(Figure content listings)
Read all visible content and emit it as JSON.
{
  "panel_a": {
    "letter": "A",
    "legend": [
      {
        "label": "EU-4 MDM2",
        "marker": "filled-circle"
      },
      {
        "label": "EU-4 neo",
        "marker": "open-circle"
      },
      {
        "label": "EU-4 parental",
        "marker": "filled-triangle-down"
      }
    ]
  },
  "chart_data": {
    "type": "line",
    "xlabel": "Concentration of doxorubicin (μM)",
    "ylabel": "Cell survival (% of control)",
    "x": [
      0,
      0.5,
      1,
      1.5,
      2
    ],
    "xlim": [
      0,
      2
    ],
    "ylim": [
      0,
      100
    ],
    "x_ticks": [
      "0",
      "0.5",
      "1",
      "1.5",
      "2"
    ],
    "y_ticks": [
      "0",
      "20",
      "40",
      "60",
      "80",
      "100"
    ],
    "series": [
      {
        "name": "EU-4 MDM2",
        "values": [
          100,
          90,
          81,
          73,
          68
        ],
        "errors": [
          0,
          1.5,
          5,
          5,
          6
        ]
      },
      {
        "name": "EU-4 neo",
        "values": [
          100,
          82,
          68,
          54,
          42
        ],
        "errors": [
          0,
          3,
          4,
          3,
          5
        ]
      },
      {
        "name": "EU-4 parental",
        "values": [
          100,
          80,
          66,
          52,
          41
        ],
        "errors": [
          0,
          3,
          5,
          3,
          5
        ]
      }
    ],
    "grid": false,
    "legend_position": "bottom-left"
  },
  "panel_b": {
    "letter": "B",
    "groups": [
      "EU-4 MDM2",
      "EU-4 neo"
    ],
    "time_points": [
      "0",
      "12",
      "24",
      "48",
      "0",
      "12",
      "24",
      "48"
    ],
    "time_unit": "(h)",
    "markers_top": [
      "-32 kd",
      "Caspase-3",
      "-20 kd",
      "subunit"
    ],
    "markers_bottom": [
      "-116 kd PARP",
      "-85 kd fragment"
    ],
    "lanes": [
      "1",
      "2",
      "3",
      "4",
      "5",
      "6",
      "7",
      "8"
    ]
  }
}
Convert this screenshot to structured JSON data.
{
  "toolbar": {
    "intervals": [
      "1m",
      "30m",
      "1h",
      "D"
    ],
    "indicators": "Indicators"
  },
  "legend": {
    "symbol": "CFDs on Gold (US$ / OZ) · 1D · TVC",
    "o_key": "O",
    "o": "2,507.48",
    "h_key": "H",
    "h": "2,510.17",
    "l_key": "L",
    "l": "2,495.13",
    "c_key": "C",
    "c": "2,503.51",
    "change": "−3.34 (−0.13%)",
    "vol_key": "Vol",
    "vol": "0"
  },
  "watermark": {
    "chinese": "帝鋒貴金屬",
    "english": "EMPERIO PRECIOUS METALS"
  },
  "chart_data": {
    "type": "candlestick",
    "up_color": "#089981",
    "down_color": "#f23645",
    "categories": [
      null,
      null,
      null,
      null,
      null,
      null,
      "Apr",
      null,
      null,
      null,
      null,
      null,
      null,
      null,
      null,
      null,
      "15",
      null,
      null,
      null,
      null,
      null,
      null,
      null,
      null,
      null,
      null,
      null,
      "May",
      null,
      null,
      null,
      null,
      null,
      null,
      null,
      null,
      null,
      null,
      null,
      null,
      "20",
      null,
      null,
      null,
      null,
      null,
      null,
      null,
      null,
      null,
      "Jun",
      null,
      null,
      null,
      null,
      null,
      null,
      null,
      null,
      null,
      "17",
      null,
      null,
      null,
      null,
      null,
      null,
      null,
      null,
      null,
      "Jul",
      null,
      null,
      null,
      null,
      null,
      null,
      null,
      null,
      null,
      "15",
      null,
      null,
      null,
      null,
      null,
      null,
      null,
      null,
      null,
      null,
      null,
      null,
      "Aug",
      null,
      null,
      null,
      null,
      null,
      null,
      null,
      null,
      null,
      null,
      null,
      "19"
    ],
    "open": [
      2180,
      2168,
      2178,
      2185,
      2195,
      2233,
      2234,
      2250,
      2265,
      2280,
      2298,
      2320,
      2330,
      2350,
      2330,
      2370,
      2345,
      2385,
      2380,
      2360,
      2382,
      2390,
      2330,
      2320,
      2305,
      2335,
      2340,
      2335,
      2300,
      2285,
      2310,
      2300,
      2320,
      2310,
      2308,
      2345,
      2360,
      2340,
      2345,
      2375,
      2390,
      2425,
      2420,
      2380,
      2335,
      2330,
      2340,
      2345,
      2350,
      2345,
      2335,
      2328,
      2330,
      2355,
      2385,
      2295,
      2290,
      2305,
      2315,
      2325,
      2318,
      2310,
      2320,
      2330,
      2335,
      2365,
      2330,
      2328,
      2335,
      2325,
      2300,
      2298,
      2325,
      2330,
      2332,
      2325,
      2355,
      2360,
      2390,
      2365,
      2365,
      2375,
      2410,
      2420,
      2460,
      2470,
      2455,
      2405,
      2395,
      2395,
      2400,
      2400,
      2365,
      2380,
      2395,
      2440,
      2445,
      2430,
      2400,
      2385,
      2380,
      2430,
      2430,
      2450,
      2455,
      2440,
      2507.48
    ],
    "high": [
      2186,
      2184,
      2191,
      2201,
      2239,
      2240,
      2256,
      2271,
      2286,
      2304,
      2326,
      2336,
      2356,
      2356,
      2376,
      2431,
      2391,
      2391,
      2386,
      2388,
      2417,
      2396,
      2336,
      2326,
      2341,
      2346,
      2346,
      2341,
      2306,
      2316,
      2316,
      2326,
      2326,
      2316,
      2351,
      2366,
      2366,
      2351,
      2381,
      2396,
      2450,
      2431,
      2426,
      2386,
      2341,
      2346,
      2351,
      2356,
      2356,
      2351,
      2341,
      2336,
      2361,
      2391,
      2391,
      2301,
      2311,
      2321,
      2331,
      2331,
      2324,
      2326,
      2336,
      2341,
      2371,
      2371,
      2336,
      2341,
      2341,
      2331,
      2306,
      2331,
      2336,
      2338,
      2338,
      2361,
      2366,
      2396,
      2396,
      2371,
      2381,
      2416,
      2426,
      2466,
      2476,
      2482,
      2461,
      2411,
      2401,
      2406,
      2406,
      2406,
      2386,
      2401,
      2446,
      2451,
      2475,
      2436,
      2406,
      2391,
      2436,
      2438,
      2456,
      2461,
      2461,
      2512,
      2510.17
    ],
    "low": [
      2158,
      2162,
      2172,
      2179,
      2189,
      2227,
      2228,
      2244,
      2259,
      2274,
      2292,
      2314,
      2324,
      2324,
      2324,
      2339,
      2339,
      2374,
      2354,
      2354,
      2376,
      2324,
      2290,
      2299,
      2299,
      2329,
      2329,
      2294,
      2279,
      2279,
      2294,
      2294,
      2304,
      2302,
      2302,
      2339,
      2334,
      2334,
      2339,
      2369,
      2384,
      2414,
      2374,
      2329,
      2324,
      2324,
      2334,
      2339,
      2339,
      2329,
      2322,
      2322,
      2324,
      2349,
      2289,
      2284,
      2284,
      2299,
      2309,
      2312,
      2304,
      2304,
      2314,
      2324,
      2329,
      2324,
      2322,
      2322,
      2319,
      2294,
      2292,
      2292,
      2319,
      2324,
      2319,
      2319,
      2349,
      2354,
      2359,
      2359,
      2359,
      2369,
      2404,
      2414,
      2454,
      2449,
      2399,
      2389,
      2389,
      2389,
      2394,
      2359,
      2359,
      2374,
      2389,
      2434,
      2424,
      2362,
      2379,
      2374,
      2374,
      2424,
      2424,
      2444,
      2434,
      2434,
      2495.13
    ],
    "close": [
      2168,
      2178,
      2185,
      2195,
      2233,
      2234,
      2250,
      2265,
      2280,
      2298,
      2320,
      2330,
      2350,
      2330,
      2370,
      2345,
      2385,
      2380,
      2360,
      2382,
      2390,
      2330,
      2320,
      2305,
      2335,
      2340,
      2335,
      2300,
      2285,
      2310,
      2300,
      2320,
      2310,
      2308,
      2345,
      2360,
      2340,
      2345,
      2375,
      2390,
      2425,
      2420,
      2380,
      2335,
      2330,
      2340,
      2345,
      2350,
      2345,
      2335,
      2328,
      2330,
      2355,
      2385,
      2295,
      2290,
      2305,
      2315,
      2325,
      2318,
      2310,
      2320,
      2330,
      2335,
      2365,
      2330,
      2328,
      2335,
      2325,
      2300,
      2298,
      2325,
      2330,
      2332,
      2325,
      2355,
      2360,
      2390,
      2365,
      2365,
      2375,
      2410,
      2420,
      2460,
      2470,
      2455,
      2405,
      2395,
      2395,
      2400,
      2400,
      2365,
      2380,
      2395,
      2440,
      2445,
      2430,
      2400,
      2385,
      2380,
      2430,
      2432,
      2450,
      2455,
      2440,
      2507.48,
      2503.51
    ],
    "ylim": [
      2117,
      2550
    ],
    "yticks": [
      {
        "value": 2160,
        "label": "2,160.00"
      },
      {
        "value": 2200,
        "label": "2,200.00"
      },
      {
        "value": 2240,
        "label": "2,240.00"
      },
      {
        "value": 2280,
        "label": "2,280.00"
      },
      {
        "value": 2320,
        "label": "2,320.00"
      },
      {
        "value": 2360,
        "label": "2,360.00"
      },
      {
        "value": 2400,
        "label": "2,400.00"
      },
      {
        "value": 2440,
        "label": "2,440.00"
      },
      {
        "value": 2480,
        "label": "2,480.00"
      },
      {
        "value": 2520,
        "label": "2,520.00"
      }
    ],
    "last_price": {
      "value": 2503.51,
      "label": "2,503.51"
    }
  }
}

• **PROBLEM DETAILS**
In the listing above, how many lines include the word "parental"? Answer with the number and nothing more.

• **ANSWER IN FULL**
2